__Problem__. Scan the data below. Pull out each line where "level" occurs.
[start]
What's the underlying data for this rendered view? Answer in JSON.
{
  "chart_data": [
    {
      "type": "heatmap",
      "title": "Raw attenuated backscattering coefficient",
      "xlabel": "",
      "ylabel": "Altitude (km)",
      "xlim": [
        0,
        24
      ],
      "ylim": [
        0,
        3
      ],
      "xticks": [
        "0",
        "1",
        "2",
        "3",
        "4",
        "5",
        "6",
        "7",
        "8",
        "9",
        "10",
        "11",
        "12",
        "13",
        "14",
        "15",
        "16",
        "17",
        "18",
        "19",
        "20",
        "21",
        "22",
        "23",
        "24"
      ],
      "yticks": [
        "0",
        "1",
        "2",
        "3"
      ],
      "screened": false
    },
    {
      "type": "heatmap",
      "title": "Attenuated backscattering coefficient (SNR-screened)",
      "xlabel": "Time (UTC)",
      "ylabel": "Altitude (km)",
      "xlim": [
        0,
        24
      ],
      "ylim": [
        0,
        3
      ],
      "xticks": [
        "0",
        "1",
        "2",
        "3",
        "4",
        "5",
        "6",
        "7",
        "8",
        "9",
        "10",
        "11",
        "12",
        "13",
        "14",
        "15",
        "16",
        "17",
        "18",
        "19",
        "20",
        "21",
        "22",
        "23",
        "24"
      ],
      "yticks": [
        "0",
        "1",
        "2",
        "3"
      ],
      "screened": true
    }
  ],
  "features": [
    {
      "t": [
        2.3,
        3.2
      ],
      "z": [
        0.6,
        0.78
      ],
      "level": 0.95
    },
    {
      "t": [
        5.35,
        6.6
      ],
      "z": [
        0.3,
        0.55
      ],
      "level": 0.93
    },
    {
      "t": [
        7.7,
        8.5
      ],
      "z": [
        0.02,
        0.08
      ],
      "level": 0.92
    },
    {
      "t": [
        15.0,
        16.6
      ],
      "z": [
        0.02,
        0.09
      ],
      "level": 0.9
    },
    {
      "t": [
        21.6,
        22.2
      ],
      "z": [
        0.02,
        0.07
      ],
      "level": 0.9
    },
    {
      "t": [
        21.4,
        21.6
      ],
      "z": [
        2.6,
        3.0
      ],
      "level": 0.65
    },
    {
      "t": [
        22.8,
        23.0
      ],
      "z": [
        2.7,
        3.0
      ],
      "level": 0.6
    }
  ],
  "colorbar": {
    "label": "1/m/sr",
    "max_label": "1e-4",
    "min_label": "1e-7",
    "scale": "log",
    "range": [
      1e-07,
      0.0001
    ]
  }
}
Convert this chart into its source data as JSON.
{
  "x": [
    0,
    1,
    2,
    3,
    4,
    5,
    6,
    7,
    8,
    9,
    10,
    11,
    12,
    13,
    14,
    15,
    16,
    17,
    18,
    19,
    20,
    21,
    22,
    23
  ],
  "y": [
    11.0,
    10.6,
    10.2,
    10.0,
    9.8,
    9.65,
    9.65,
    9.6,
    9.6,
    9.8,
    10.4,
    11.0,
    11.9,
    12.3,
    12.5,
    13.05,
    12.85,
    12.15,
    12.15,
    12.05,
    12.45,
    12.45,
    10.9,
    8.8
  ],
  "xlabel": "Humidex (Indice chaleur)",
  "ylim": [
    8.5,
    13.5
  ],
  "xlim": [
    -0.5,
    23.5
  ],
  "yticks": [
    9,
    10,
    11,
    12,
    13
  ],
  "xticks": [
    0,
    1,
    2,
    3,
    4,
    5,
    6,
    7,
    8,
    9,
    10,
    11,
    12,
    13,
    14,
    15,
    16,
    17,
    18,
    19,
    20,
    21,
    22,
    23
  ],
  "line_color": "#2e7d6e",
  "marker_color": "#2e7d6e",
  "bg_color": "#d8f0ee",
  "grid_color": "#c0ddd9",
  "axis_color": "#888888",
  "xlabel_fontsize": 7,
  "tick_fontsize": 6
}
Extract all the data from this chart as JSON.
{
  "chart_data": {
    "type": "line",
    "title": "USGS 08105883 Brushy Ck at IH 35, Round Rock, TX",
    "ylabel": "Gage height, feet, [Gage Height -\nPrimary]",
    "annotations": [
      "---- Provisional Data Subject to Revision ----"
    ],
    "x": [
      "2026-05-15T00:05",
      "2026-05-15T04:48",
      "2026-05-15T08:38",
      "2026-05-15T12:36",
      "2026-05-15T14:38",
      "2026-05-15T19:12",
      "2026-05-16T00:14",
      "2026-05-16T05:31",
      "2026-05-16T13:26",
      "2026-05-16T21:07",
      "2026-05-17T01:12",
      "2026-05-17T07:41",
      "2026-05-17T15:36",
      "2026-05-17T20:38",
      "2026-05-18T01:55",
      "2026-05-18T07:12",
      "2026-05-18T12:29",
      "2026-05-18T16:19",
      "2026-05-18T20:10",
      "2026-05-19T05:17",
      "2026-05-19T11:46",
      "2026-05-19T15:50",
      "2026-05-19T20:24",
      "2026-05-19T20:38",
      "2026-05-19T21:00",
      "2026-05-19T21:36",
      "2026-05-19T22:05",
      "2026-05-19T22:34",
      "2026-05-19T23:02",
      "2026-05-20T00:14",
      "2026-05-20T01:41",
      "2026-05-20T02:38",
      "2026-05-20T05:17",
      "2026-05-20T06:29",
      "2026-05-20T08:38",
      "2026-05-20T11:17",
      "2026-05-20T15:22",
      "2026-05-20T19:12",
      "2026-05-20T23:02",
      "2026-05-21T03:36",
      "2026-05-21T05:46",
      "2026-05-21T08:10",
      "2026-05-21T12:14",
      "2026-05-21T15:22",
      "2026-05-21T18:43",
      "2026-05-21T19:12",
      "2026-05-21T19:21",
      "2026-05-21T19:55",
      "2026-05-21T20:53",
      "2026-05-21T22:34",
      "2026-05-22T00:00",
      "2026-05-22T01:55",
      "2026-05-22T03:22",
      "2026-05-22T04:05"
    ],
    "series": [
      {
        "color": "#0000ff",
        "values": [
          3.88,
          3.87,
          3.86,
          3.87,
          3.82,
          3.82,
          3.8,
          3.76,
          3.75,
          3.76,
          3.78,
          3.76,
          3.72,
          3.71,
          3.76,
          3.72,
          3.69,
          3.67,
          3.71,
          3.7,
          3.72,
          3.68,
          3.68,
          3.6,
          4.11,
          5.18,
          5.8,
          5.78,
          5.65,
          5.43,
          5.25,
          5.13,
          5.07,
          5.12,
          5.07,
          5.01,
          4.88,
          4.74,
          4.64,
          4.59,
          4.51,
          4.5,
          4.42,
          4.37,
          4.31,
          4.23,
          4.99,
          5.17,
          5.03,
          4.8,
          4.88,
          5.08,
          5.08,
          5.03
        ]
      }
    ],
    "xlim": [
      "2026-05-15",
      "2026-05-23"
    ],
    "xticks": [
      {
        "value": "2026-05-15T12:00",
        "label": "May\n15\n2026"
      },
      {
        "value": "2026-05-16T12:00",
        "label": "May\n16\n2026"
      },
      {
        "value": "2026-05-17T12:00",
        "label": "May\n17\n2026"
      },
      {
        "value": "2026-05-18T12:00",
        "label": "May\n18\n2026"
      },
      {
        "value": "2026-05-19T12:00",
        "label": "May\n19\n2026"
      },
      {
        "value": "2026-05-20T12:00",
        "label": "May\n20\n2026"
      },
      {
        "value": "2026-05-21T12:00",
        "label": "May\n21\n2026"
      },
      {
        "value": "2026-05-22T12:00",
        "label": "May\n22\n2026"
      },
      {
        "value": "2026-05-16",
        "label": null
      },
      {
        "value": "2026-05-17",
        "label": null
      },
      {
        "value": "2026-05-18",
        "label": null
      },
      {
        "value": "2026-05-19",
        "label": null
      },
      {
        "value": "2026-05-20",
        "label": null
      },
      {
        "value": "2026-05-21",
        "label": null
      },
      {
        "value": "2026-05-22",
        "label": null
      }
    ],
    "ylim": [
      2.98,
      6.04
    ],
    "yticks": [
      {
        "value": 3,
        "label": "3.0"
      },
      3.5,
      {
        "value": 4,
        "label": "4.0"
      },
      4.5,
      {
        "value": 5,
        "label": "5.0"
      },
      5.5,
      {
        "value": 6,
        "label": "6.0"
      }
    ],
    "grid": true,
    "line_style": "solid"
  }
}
[end]
__Answer for the task__.
      "level": 0.95
      "level": 0.93
      "level": 0.92
      "level": 0.9
      "level": 0.9
      "level": 0.65
      "level": 0.6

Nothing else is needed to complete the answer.